■ WHAT YOU HAVE TO DO
Set down every entry word for word. Omit the pictures.

[Chart and figure data]
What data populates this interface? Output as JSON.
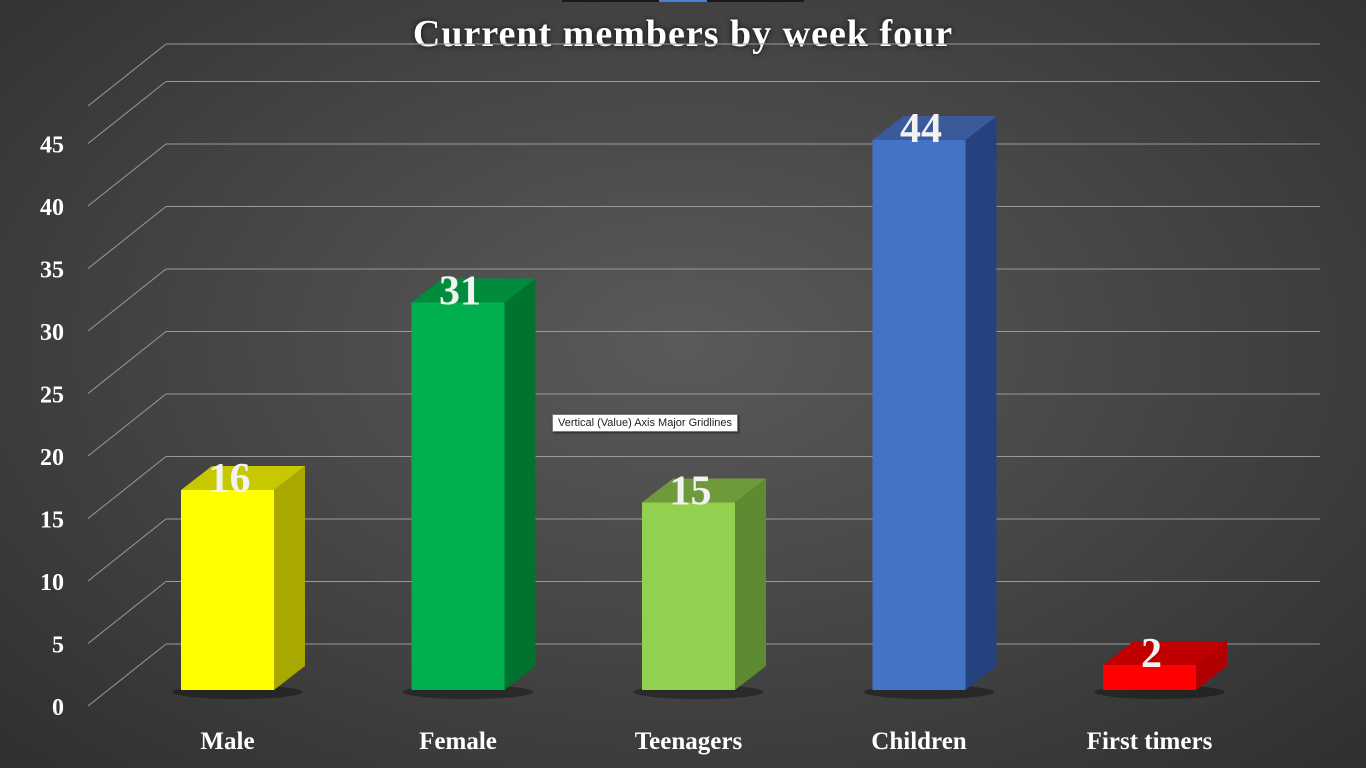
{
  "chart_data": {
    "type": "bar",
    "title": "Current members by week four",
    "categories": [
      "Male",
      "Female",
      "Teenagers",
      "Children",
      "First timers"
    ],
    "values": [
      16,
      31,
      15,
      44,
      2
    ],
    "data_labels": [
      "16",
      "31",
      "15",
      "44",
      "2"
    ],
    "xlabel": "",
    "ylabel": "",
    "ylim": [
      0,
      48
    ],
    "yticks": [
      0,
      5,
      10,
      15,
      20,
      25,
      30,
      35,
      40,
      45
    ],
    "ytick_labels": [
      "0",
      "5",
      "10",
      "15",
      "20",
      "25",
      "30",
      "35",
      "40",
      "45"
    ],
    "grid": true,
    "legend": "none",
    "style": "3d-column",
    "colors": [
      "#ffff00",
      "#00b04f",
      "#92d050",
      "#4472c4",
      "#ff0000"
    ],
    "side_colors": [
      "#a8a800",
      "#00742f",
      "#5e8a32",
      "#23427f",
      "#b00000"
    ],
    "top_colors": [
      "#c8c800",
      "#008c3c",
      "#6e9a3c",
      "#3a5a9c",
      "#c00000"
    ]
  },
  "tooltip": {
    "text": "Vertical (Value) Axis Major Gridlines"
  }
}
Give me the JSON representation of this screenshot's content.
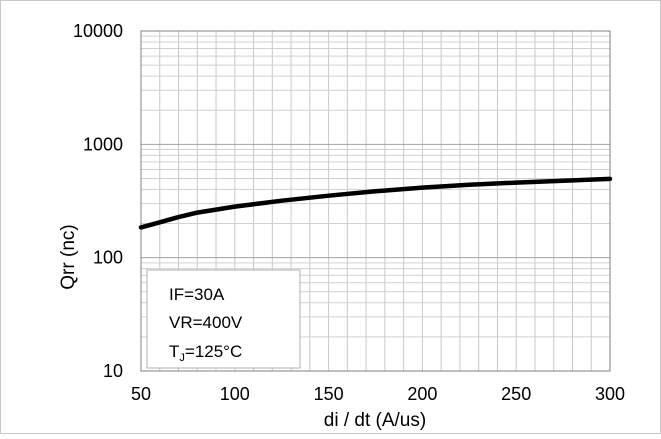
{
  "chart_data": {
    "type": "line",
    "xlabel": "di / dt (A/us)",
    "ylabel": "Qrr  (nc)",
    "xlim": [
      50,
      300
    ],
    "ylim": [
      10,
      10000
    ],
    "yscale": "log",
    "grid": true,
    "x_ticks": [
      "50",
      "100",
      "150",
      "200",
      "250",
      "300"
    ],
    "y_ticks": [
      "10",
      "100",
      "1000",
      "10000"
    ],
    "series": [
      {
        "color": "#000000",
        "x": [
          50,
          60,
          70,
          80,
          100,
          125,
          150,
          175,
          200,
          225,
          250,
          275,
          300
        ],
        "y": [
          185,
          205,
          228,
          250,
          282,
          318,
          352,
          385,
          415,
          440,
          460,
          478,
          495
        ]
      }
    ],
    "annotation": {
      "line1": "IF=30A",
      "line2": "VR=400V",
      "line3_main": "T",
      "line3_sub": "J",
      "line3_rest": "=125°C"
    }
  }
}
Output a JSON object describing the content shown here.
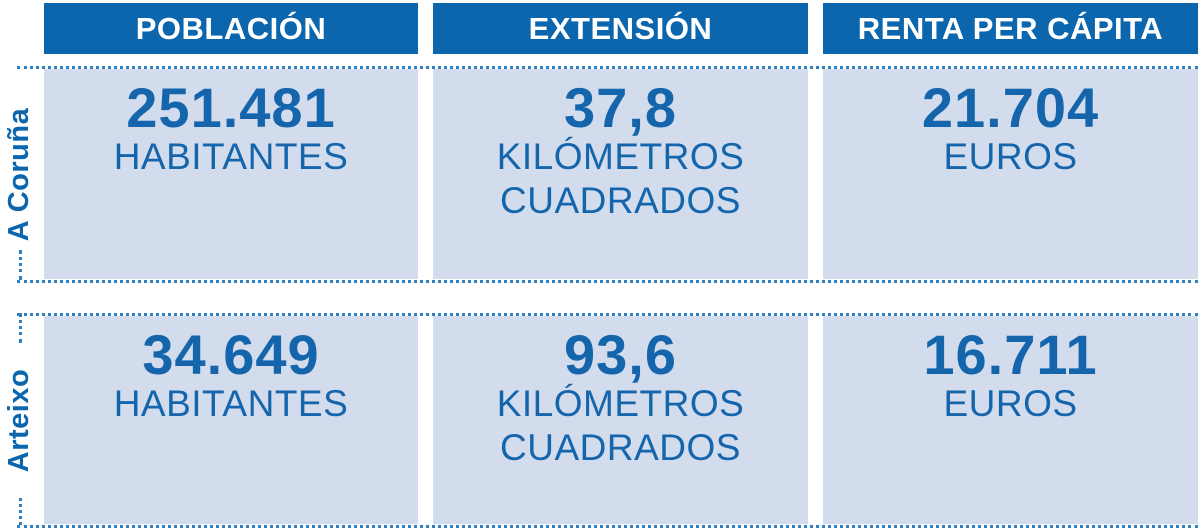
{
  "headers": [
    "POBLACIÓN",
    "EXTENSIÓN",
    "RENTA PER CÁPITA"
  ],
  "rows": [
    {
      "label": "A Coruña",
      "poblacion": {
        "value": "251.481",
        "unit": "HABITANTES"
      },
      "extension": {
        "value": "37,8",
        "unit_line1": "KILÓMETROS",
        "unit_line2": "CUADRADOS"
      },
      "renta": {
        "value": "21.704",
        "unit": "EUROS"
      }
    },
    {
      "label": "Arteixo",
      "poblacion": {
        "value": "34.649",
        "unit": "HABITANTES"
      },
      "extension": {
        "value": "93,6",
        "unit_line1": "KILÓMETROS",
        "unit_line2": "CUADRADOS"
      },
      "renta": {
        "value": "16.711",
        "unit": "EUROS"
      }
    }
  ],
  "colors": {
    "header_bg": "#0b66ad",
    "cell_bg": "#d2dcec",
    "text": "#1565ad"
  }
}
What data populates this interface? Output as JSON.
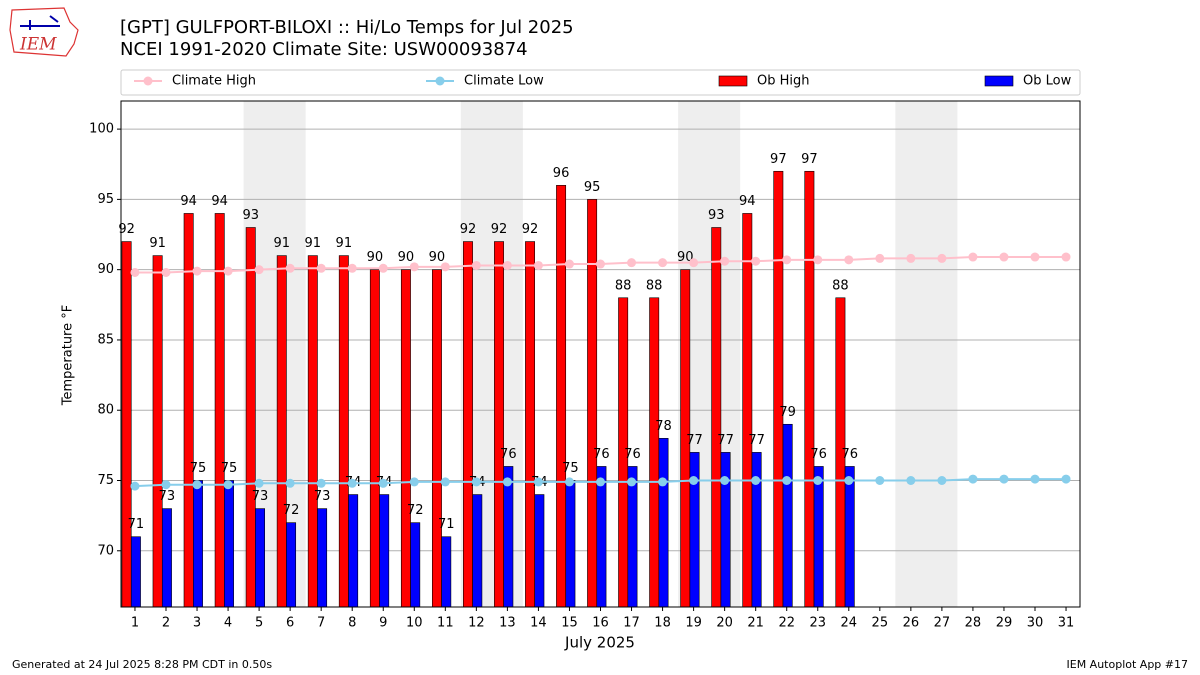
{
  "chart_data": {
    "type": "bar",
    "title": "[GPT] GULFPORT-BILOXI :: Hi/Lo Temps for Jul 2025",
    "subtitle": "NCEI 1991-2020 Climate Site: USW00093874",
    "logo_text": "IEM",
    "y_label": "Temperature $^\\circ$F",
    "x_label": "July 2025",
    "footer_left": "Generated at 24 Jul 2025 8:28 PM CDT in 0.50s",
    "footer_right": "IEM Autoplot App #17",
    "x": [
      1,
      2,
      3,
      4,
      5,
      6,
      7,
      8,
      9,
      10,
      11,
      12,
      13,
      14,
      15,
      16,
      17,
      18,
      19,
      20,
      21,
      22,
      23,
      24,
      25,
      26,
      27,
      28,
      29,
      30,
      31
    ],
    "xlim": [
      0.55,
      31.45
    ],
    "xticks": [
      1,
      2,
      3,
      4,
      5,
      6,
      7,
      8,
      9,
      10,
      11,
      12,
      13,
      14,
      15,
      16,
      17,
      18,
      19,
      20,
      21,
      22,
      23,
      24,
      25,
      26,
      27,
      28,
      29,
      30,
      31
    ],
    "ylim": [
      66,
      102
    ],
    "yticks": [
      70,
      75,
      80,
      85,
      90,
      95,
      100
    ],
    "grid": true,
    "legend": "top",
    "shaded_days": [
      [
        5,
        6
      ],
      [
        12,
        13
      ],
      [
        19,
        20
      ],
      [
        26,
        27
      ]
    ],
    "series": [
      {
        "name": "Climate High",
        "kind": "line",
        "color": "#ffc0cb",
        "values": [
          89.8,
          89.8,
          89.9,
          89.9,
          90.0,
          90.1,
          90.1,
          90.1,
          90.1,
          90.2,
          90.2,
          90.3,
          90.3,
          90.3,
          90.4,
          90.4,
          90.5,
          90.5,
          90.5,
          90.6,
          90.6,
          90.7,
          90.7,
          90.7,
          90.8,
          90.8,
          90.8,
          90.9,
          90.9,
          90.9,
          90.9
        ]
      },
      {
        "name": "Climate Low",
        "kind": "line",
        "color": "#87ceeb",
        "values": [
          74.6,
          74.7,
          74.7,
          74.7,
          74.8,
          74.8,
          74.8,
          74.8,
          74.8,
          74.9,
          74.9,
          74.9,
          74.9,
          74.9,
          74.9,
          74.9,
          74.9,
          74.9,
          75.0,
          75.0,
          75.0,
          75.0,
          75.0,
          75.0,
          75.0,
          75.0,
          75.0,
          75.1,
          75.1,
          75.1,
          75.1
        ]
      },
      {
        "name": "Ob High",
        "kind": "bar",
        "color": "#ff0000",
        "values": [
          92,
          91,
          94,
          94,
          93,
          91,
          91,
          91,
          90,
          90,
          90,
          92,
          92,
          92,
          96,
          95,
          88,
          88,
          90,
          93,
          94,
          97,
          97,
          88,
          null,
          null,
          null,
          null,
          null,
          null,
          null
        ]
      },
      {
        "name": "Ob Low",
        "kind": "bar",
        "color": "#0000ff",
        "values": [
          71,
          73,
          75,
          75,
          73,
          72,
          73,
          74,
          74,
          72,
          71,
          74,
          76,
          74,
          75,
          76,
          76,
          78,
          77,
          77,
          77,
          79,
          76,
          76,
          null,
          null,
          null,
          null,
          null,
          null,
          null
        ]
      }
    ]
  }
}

■ ANSWER TO THIS PROBLEM
What data populates this interface? Output as JSON.
{
  "chart_data": {
    "type": "bar",
    "title": "Current members by week four",
    "categories": [
      "Male",
      "Female",
      "Teenagers",
      "Children",
      "First timers"
    ],
    "values": [
      16,
      31,
      15,
      44,
      2
    ],
    "data_labels": [
      "16",
      "31",
      "15",
      "44",
      "2"
    ],
    "xlabel": "",
    "ylabel": "",
    "ylim": [
      0,
      48
    ],
    "yticks": [
      0,
      5,
      10,
      15,
      20,
      25,
      30,
      35,
      40,
      45
    ],
    "ytick_labels": [
      "0",
      "5",
      "10",
      "15",
      "20",
      "25",
      "30",
      "35",
      "40",
      "45"
    ],
    "grid": true,
    "legend": "none",
    "style": "3d-column",
    "colors": [
      "#ffff00",
      "#00b04f",
      "#92d050",
      "#4472c4",
      "#ff0000"
    ],
    "side_colors": [
      "#a8a800",
      "#00742f",
      "#5e8a32",
      "#23427f",
      "#b00000"
    ],
    "top_colors": [
      "#c8c800",
      "#008c3c",
      "#6e9a3c",
      "#3a5a9c",
      "#c00000"
    ]
  },
  "tooltip": {
    "text": "Vertical (Value) Axis Major Gridlines"
  }
}
Give me the JSON representation of this screenshot's content.
{
  "chart_data": {
    "type": "line",
    "xlabel": "di / dt (A/us)",
    "ylabel": "Qrr  (nc)",
    "xlim": [
      50,
      300
    ],
    "ylim": [
      10,
      10000
    ],
    "yscale": "log",
    "grid": true,
    "x_ticks": [
      "50",
      "100",
      "150",
      "200",
      "250",
      "300"
    ],
    "y_ticks": [
      "10",
      "100",
      "1000",
      "10000"
    ],
    "series": [
      {
        "color": "#000000",
        "x": [
          50,
          60,
          70,
          80,
          100,
          125,
          150,
          175,
          200,
          225,
          250,
          275,
          300
        ],
        "y": [
          185,
          205,
          228,
          250,
          282,
          318,
          352,
          385,
          415,
          440,
          460,
          478,
          495
        ]
      }
    ],
    "annotation": {
      "line1": "IF=30A",
      "line2": "VR=400V",
      "line3_main": "T",
      "line3_sub": "J",
      "line3_rest": "=125°C"
    }
  }
}
Output a JSON object describing the content shown here.
{
  "headers": [
    "POBLACIÓN",
    "EXTENSIÓN",
    "RENTA PER CÁPITA"
  ],
  "rows": [
    {
      "label": "A Coruña",
      "poblacion": {
        "value": "251.481",
        "unit": "HABITANTES"
      },
      "extension": {
        "value": "37,8",
        "unit_line1": "KILÓMETROS",
        "unit_line2": "CUADRADOS"
      },
      "renta": {
        "value": "21.704",
        "unit": "EUROS"
      }
    },
    {
      "label": "Arteixo",
      "poblacion": {
        "value": "34.649",
        "unit": "HABITANTES"
      },
      "extension": {
        "value": "93,6",
        "unit_line1": "KILÓMETROS",
        "unit_line2": "CUADRADOS"
      },
      "renta": {
        "value": "16.711",
        "unit": "EUROS"
      }
    }
  ],
  "colors": {
    "header_bg": "#0b66ad",
    "cell_bg": "#d2dcec",
    "text": "#1565ad"
  }
}
What data populates this interface? Output as JSON.
{
  "chart_data": {
    "type": "bar",
    "title": "[GPT] GULFPORT-BILOXI :: Hi/Lo Temps for Jul 2025",
    "subtitle": "NCEI 1991-2020 Climate Site: USW00093874",
    "logo_text": "IEM",
    "y_label": "Temperature $^\\circ$F",
    "x_label": "July 2025",
    "footer_left": "Generated at 24 Jul 2025 8:28 PM CDT in 0.50s",
    "footer_right": "IEM Autoplot App #17",
    "x": [
      1,
      2,
      3,
      4,
      5,
      6,
      7,
      8,
      9,
      10,
      11,
      12,
      13,
      14,
      15,
      16,
      17,
      18,
      19,
      20,
      21,
      22,
      23,
      24,
      25,
      26,
      27,
      28,
      29,
      30,
      31
    ],
    "xlim": [
      0.55,
      31.45
    ],
    "xticks": [
      1,
      2,
      3,
      4,
      5,
      6,
      7,
      8,
      9,
      10,
      11,
      12,
      13,
      14,
      15,
      16,
      17,
      18,
      19,
      20,
      21,
      22,
      23,
      24,
      25,
      26,
      27,
      28,
      29,
      30,
      31
    ],
    "ylim": [
      66,
      102
    ],
    "yticks": [
      70,
      75,
      80,
      85,
      90,
      95,
      100
    ],
    "grid": true,
    "legend": "top",
    "shaded_days": [
      [
        5,
        6
      ],
      [
        12,
        13
      ],
      [
        19,
        20
      ],
      [
        26,
        27
      ]
    ],
    "series": [
      {
        "name": "Climate High",
        "kind": "line",
        "color": "#ffc0cb",
        "values": [
          89.8,
          89.8,
          89.9,
          89.9,
          90.0,
          90.1,
          90.1,
          90.1,
          90.1,
          90.2,
          90.2,
          90.3,
          90.3,
          90.3,
          90.4,
          90.4,
          90.5,
          90.5,
          90.5,
          90.6,
          90.6,
          90.7,
          90.7,
          90.7,
          90.8,
          90.8,
          90.8,
          90.9,
          90.9,
          90.9,
          90.9
        ]
      },
      {
        "name": "Climate Low",
        "kind": "line",
        "color": "#87ceeb",
        "values": [
          74.6,
          74.7,
          74.7,
          74.7,
          74.8,
          74.8,
          74.8,
          74.8,
          74.8,
          74.9,
          74.9,
          74.9,
          74.9,
          74.9,
          74.9,
          74.9,
          74.9,
          74.9,
          75.0,
          75.0,
          75.0,
          75.0,
          75.0,
          75.0,
          75.0,
          75.0,
          75.0,
          75.1,
          75.1,
          75.1,
          75.1
        ]
      },
      {
        "name": "Ob High",
        "kind": "bar",
        "color": "#ff0000",
        "values": [
          92,
          91,
          94,
          94,
          93,
          91,
          91,
          91,
          90,
          90,
          90,
          92,
          92,
          92,
          96,
          95,
          88,
          88,
          90,
          93,
          94,
          97,
          97,
          88,
          null,
          null,
          null,
          null,
          null,
          null,
          null
        ]
      },
      {
        "name": "Ob Low",
        "kind": "bar",
        "color": "#0000ff",
        "values": [
          71,
          73,
          75,
          75,
          73,
          72,
          73,
          74,
          74,
          72,
          71,
          74,
          76,
          74,
          75,
          76,
          76,
          78,
          77,
          77,
          77,
          79,
          76,
          76,
          null,
          null,
          null,
          null,
          null,
          null,
          null
        ]
      }
    ]
  }
}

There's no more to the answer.